_OBJECTIVE_
Please reproduce word for word everything from the line containing "legend-label-train: Train [1303,193,1335,208]" down to the line containing "y-tick-label: 0.50 [151,580,180,595]", with both of those lines included.

_PROVIDED DATA_
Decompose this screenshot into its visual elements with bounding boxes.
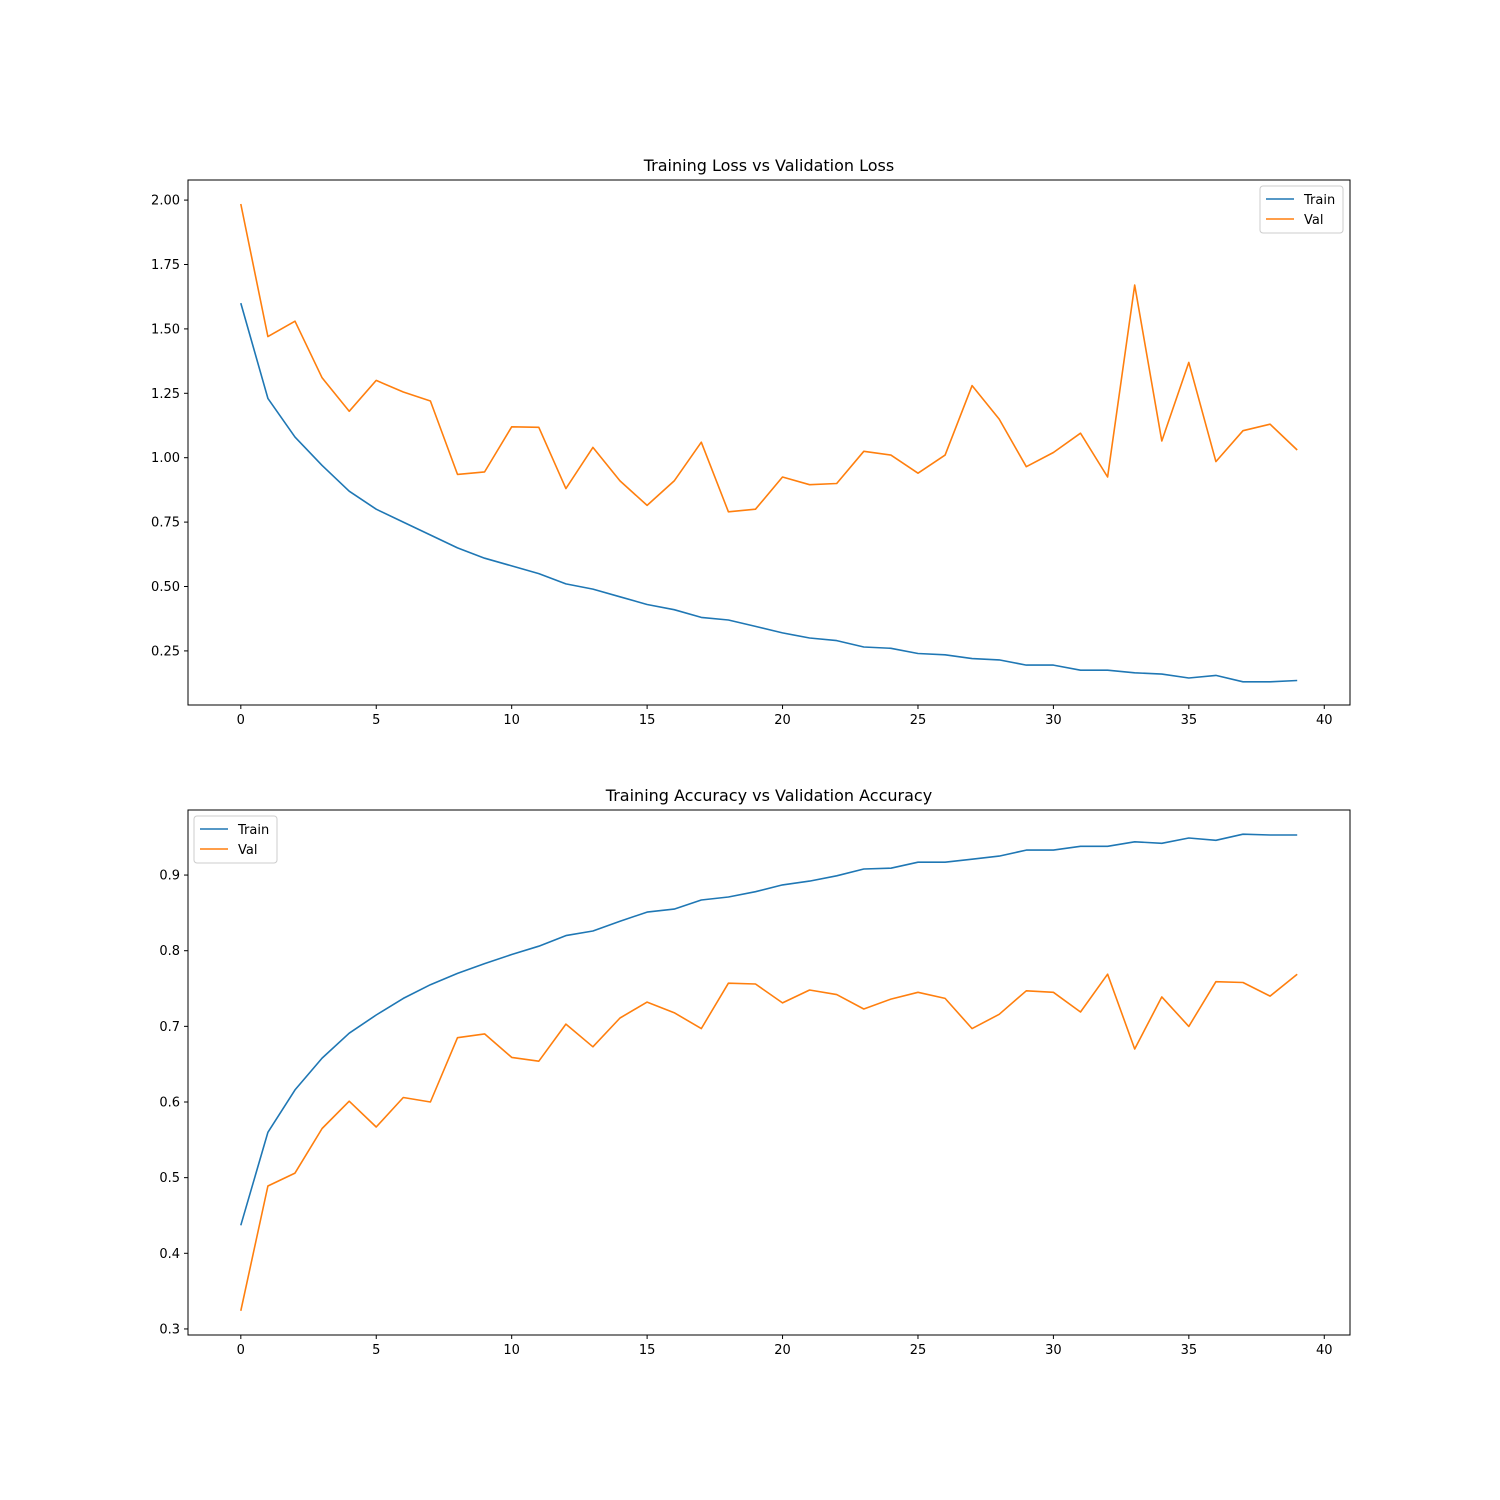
legend-label-train: Train [1303,193,1335,208]
y-tick-label: 1.50 [151,322,180,337]
y-tick-label: 1.75 [151,258,180,273]
x-tick-label: 15 [639,1343,656,1358]
legend-box [1259,185,1344,234]
chart-title: Training Loss vs Validation Loss [643,156,894,175]
y-tick-label: 0.6 [159,1096,180,1111]
chart-0: 0 5 10 15 20 25 30 35 40 0.25 0.50 0.75 1.00 1.25 1.50… [151,156,1351,728]
x-tick-label: 0 [237,1343,245,1358]
x-tick-label: 35 [1181,1343,1198,1358]
x-tick-label: 20 [774,1343,791,1358]
y-tick-label: 0.50 [151,580,180,595]
x-tick-label: 5 [372,713,380,728]
x-tick-label: 25 [910,1343,927,1358]
chart-title: Training Accuracy vs Validation Accuracy [605,786,932,805]
legend-box [193,815,278,864]
y-tick-label: 0.75 [151,516,180,531]
y-tick-label: 0.4 [159,1247,180,1262]
x-tick-label: 25 [910,713,927,728]
y-tick-label: 0.8 [159,944,180,959]
legend: Train Val [1259,185,1344,234]
y-tick-label: 0.9 [159,869,180,884]
x-tick-label: 5 [372,1343,380,1358]
x-tick-label: 30 [1045,1343,1062,1358]
y-tick-label: 2.00 [151,194,180,209]
x-tick-label: 40 [1316,1343,1333,1358]
axes-frame [187,179,1351,706]
y-tick-label: 0.5 [159,1171,180,1186]
x-tick-label: 35 [1181,713,1198,728]
y-tick-label: 1.00 [151,451,180,466]
legend-label-train: Train [237,823,269,838]
x-tick-label: 20 [774,713,791,728]
series-line-train [240,833,1298,1226]
x-tick-label: 10 [503,713,520,728]
y-tick-label: 1.25 [151,387,180,402]
x-tick-label: 10 [503,1343,520,1358]
legend-label-val: Val [1304,213,1323,228]
x-tick-label: 30 [1045,713,1062,728]
x-tick-label: 0 [237,713,245,728]
axes-frame [187,809,1351,1336]
series-line-train [240,302,1298,683]
y-tick-label: 0.7 [159,1020,180,1035]
y-tick-label: 0.25 [151,644,180,659]
y-tick-label: 0.3 [159,1322,180,1337]
series-line-val [240,203,1298,513]
x-tick-label: 15 [639,713,656,728]
x-tick-label: 40 [1316,713,1333,728]
series-line-val [240,973,1298,1311]
chart-1: 0 5 10 15 20 25 30 35 40 0.3 0.4 0.5 0.6 0.7 0.8 0.9 Tra… [159,786,1351,1358]
legend: Train Val [193,815,278,864]
legend-label-val: Val [238,843,257,858]
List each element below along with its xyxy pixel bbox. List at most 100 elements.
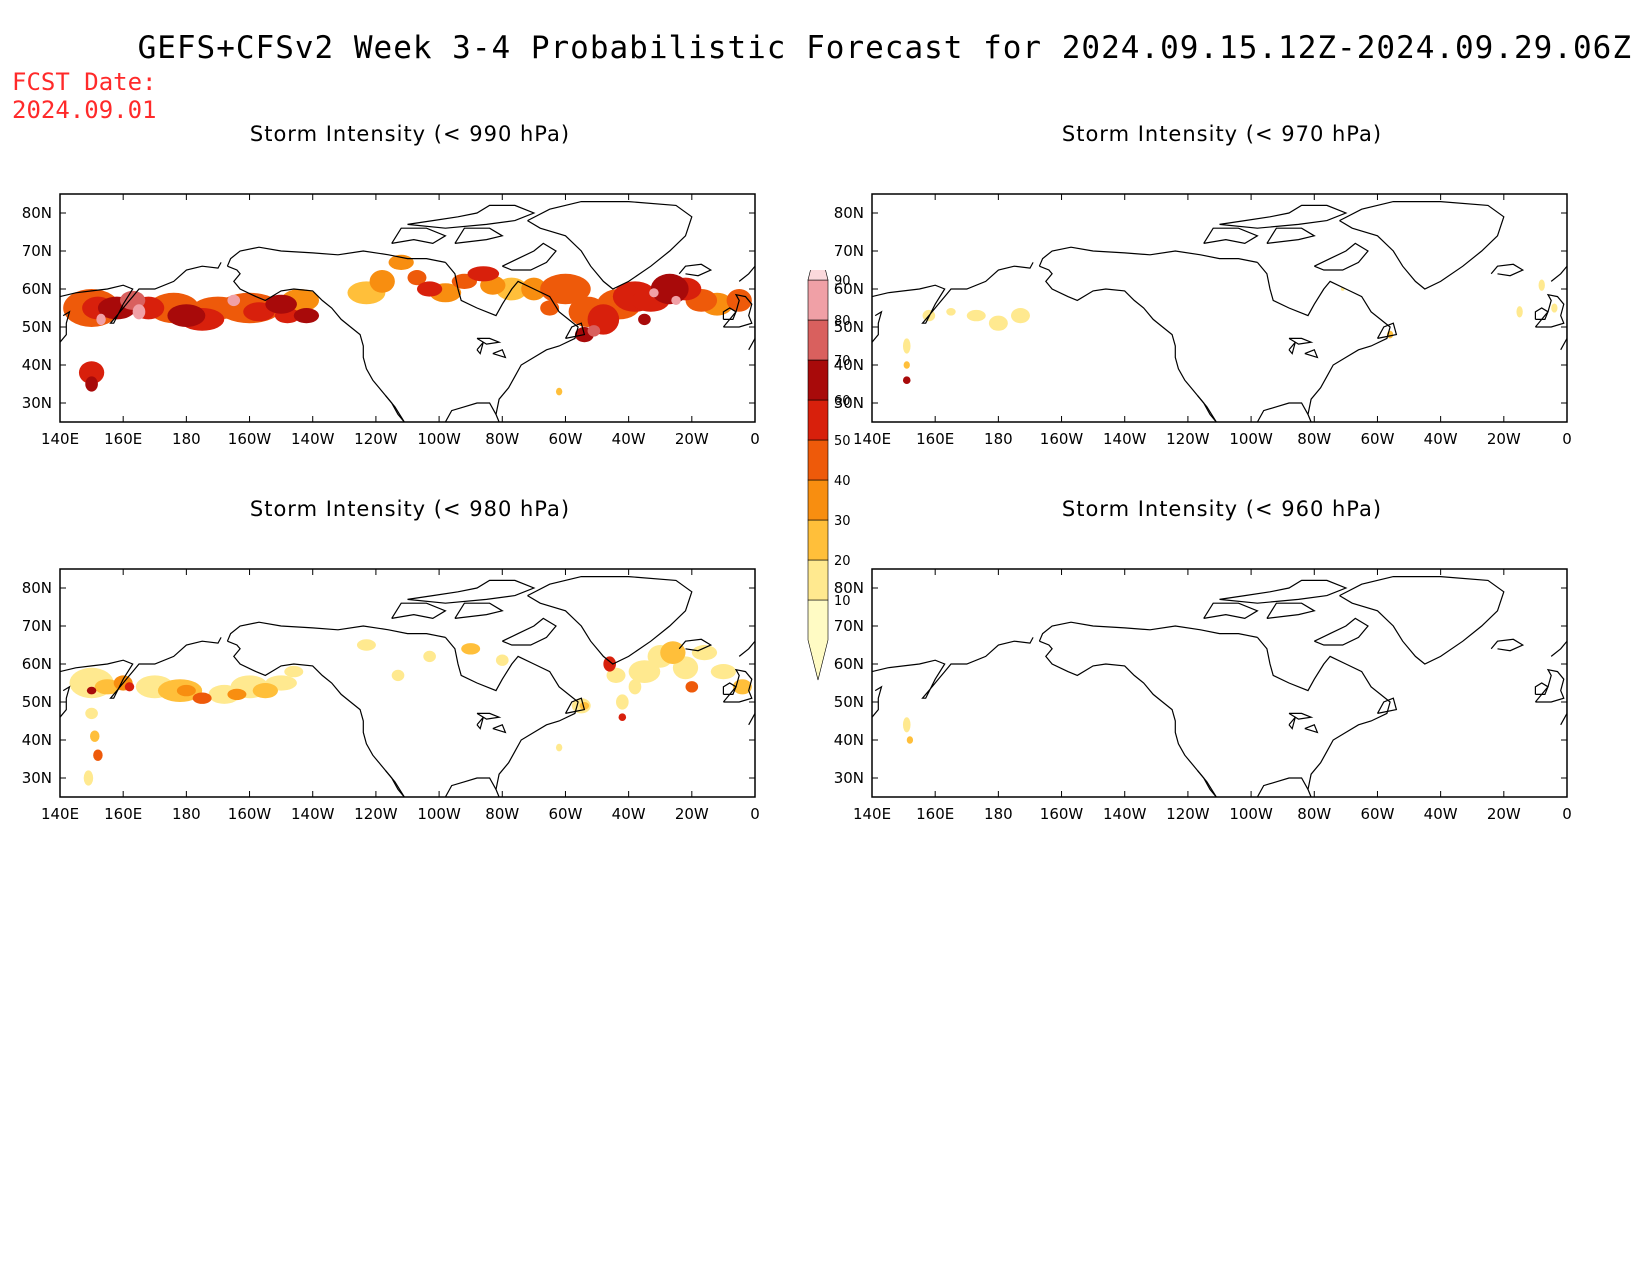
coastline	[678, 263, 713, 277]
map-frame	[59, 193, 756, 423]
prob-area	[685, 681, 699, 693]
prob-area	[691, 645, 718, 661]
main-title: GEFS+CFSv2 Week 3-4 Probabilistic Foreca…	[137, 30, 1632, 66]
prob-area	[423, 650, 436, 663]
coastline	[384, 395, 406, 422]
forecast-date-label: FCST Date:	[12, 68, 157, 96]
coastline	[1288, 716, 1296, 730]
coastline	[492, 349, 507, 359]
lon-tick-label: 80W	[485, 805, 519, 823]
lat-tick-label: 40N	[22, 731, 52, 749]
lon-tick-label: 40W	[1424, 805, 1458, 823]
panel-990: Storm Intensity (< 990 hPa) 140E 160E 180 1…	[0, 122, 820, 452]
coastline	[1376, 697, 1398, 714]
lon-tick-label: 140E	[853, 430, 891, 448]
lat-tick-label: 50N	[834, 318, 864, 336]
map-960: 140E 160E 180 160W 140W 120W 100W 80W 60W 40W 20W 0…	[834, 568, 1572, 823]
coastline	[1038, 621, 1258, 642]
coastline	[476, 716, 484, 730]
coastline	[60, 262, 222, 324]
prob-area	[628, 679, 642, 695]
lat-tick-label: 50N	[834, 693, 864, 711]
map-990: 140E 160E 180 160W 140W 120W 100W 80W 60W 40W 20W 0…	[22, 193, 760, 448]
prob-area	[902, 338, 911, 354]
lon-tick-label: 100W	[417, 430, 461, 448]
coastline	[391, 227, 447, 245]
coastline	[1196, 395, 1218, 422]
coastline	[1039, 640, 1217, 797]
lat-tick-label: 80N	[834, 204, 864, 222]
map-970: 140E 160E 180 160W 140W 120W 100W 80W 60W 40W 20W 0…	[834, 193, 1572, 448]
prob-area	[293, 308, 320, 324]
lat-tick-label: 40N	[834, 731, 864, 749]
lon-tick-label: 0	[1562, 430, 1572, 448]
coastline	[872, 262, 1034, 324]
prob-area	[1551, 303, 1558, 313]
coastline	[226, 621, 446, 642]
lat-tick-label: 30N	[834, 769, 864, 787]
lon-tick-label: 100W	[1229, 430, 1273, 448]
coastline	[1288, 341, 1296, 355]
coastline	[1314, 242, 1369, 271]
prob-area	[356, 639, 376, 651]
legend-label: 40	[834, 474, 851, 489]
coastline	[678, 638, 713, 652]
prob-area	[628, 660, 661, 683]
prob-area	[85, 707, 98, 720]
lon-tick-label: 140W	[291, 805, 335, 823]
lon-tick-label: 160W	[1040, 805, 1084, 823]
prob-area	[391, 669, 405, 682]
lon-tick-label: 140E	[853, 805, 891, 823]
coastline	[502, 617, 557, 646]
prob-area	[988, 315, 1008, 331]
coastline	[1266, 602, 1316, 619]
prob-area	[252, 683, 278, 699]
coastline	[1534, 668, 1565, 703]
lon-tick-label: 40W	[1424, 430, 1458, 448]
coastline	[384, 770, 406, 797]
panel-title: Storm Intensity (< 990 hPa)	[249, 122, 571, 146]
prob-area	[167, 304, 206, 327]
lon-tick-label: 80W	[1297, 805, 1331, 823]
lon-tick-label: 160W	[228, 430, 272, 448]
prob-area	[93, 749, 103, 761]
prob-area	[86, 686, 97, 695]
legend-band	[807, 319, 829, 361]
lon-tick-label: 140W	[1103, 430, 1147, 448]
coastline	[454, 227, 504, 244]
prob-area	[903, 361, 910, 369]
prob-area	[650, 273, 689, 305]
coastline	[1256, 262, 1391, 422]
coastline	[492, 724, 507, 734]
legend-band	[807, 279, 829, 321]
coastline	[1376, 322, 1398, 339]
lon-tick-label: 160E	[104, 430, 142, 448]
forecast-date-value: 2024.09.01	[12, 96, 157, 124]
prob-area	[461, 643, 481, 655]
legend-label: 60	[834, 394, 851, 409]
lon-tick-label: 120W	[354, 805, 398, 823]
coastline	[1534, 682, 1549, 695]
lon-tick-label: 60W	[1360, 430, 1394, 448]
lon-tick-label: 160E	[104, 805, 142, 823]
lon-tick-label: 180	[984, 430, 1013, 448]
coastline	[60, 637, 222, 699]
panel-970: Storm Intensity (< 970 hPa) 140E 160E 180 1…	[812, 122, 1632, 452]
prob-area	[85, 376, 98, 392]
lon-tick-label: 60W	[1360, 805, 1394, 823]
coastline	[564, 697, 586, 714]
lon-tick-label: 80W	[485, 430, 519, 448]
lon-tick-label: 0	[750, 805, 760, 823]
coastline	[722, 293, 753, 328]
legend-label: 70	[834, 354, 851, 369]
prob-area	[603, 656, 616, 672]
legend-band	[807, 270, 829, 281]
legend-label: 50	[834, 434, 851, 449]
panel-960: Storm Intensity (< 960 hPa) 140E 160E 180 1…	[812, 497, 1632, 827]
coastline	[1339, 576, 1505, 665]
coastline	[748, 319, 755, 351]
lat-tick-label: 40N	[22, 356, 52, 374]
lat-tick-label: 30N	[22, 394, 52, 412]
coastline	[1490, 263, 1525, 277]
prob-area	[555, 743, 563, 752]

_RESPONSE TO THE EXERCISE_
legend-label-train: Train [1303,193,1335,208]
y-tick-label: 1.50 [151,322,180,337]
y-tick-label: 1.75 [151,258,180,273]
x-tick-label: 15 [639,1343,656,1358]
legend-box [1259,185,1344,234]
chart-title: Training Loss vs Validation Loss [643,156,894,175]
y-tick-label: 0.6 [159,1096,180,1111]
chart-0: 0 5 10 15 20 25 30 35 40 0.25 0.50 0.75 1.00 1.25 1.50… [151,156,1351,728]
x-tick-label: 0 [237,1343,245,1358]
x-tick-label: 35 [1181,1343,1198,1358]
x-tick-label: 20 [774,1343,791,1358]
y-tick-label: 0.50 [151,580,180,595]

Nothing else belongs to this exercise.